Task statement
Copy the line containing "Extract the structured", then all lines after it up to and including the final line of the material, exactly and without additions.

Data supplied
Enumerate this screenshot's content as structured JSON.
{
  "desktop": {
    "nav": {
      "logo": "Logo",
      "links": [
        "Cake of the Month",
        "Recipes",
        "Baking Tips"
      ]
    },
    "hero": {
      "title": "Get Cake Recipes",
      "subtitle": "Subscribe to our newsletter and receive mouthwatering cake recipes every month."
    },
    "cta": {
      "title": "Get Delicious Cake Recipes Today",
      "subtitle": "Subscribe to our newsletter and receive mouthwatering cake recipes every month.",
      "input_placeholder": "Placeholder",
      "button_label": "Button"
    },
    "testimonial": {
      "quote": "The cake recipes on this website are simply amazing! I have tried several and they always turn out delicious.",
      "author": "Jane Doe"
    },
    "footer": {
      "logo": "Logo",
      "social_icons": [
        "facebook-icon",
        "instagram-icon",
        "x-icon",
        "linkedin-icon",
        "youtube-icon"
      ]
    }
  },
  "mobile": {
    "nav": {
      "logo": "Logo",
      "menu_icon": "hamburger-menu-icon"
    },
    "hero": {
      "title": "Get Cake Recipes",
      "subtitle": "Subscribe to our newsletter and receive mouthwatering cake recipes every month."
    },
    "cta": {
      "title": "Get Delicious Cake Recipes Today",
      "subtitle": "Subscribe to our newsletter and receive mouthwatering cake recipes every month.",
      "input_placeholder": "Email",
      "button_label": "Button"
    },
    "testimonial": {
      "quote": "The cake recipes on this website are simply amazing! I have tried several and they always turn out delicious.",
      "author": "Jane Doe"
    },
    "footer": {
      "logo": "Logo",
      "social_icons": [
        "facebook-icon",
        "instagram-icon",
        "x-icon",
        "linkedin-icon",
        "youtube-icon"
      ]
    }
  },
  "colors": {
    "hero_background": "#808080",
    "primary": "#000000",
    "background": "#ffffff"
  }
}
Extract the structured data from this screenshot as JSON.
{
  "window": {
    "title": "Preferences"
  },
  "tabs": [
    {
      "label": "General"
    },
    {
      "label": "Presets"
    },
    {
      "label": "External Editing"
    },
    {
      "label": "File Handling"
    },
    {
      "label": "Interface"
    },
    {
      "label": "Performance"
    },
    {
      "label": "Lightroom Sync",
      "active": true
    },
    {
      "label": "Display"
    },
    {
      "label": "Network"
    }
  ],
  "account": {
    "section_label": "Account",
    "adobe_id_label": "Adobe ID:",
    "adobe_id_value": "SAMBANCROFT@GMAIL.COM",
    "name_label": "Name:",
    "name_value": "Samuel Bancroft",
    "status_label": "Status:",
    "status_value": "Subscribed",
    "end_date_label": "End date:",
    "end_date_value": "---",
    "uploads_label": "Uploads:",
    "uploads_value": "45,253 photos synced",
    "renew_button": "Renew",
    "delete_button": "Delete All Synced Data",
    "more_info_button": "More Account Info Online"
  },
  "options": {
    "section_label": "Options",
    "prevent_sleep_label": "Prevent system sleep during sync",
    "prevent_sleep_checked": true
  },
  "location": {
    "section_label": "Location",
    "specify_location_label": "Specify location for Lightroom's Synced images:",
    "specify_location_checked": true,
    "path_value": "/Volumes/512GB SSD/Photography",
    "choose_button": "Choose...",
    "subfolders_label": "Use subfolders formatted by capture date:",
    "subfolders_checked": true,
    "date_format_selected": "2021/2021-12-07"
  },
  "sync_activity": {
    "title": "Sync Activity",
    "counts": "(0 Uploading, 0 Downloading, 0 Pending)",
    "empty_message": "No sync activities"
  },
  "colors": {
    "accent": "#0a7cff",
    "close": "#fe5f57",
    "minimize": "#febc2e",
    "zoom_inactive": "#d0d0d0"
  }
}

The solution
Extract the structured data from this screenshot as JSON.
{
  "window": {
    "title": "Preferences"
  },
  "tabs": [
    {
      "label": "General"
    },
    {
      "label": "Presets"
    },
    {
      "label": "External Editing"
    },
    {
      "label": "File Handling"
    },
    {
      "label": "Interface"
    },
    {
      "label": "Performance"
    },
    {
      "label": "Lightroom Sync",
      "active": true
    },
    {
      "label": "Display"
    },
    {
      "label": "Network"
    }
  ],
  "account": {
    "section_label": "Account",
    "adobe_id_label": "Adobe ID:",
    "adobe_id_value": "SAMBANCROFT@GMAIL.COM",
    "name_label": "Name:",
    "name_value": "Samuel Bancroft",
    "status_label": "Status:",
    "status_value": "Subscribed",
    "end_date_label": "End date:",
    "end_date_value": "---",
    "uploads_label": "Uploads:",
    "uploads_value": "45,253 photos synced",
    "renew_button": "Renew",
    "delete_button": "Delete All Synced Data",
    "more_info_button": "More Account Info Online"
  },
  "options": {
    "section_label": "Options",
    "prevent_sleep_label": "Prevent system sleep during sync",
    "prevent_sleep_checked": true
  },
  "location": {
    "section_label": "Location",
    "specify_location_label": "Specify location for Lightroom's Synced images:",
    "specify_location_checked": true,
    "path_value": "/Volumes/512GB SSD/Photography",
    "choose_button": "Choose...",
    "subfolders_label": "Use subfolders formatted by capture date:",
    "subfolders_checked": true,
    "date_format_selected": "2021/2021-12-07"
  },
  "sync_activity": {
    "title": "Sync Activity",
    "counts": "(0 Uploading, 0 Downloading, 0 Pending)",
    "empty_message": "No sync activities"
  },
  "colors": {
    "accent": "#0a7cff",
    "close": "#fe5f57",
    "minimize": "#febc2e",
    "zoom_inactive": "#d0d0d0"
  }
}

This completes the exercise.